* [The request]:
Exactly repeat the material, dropping every picture from the copy.

* [Data records]:

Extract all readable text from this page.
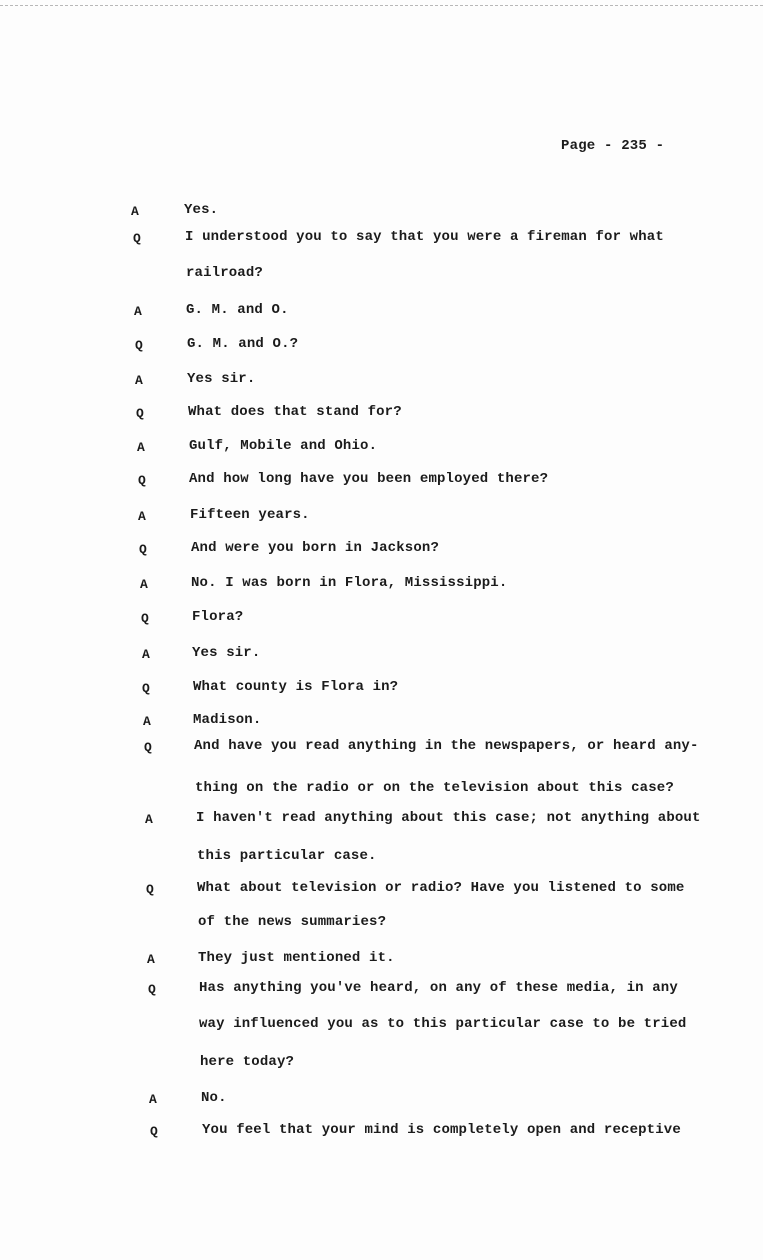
Page - 235 -
A	Yes.
Q	I understood you to say that you were a fireman for what
railroad?
A	G. M. and O.
Q	G. M. and O.?
A	Yes sir.
Q	What does that stand for?
A	Gulf, Mobile and Ohio.
Q	And how long have you been employed there?
A	Fifteen years.
Q	And were you born in Jackson?
A	No. I was born in Flora, Mississippi.
Q	Flora?
A	Yes sir.
Q	What county is Flora in?
A	Madison.
Q	And have you read anything in the newspapers, or heard any-
thing on the radio or on the television about this case?
A	I haven't read anything about this case; not anything about
this particular case.
Q	What about television or radio? Have you listened to some
of the news summaries?
A	They just mentioned it.
Q	Has anything you've heard, on any of these media, in any
way influenced you as to this particular case to be tried
here today?
A	No.
Q	You feel that your mind is completely open and receptive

* [Solution]:
Extract all readable text from this page.
Page - 235 -
A	Yes.
Q	I understood you to say that you were a fireman for what
railroad?
A	G. M. and O.
Q	G. M. and O.?
A	Yes sir.
Q	What does that stand for?
A	Gulf, Mobile and Ohio.
Q	And how long have you been employed there?
A	Fifteen years.
Q	And were you born in Jackson?
A	No. I was born in Flora, Mississippi.
Q	Flora?
A	Yes sir.
Q	What county is Flora in?
A	Madison.
Q	And have you read anything in the newspapers, or heard any-
thing on the radio or on the television about this case?
A	I haven't read anything about this case; not anything about
this particular case.
Q	What about television or radio? Have you listened to some
of the news summaries?
A	They just mentioned it.
Q	Has anything you've heard, on any of these media, in any
way influenced you as to this particular case to be tried
here today?
A	No.
Q	You feel that your mind is completely open and receptive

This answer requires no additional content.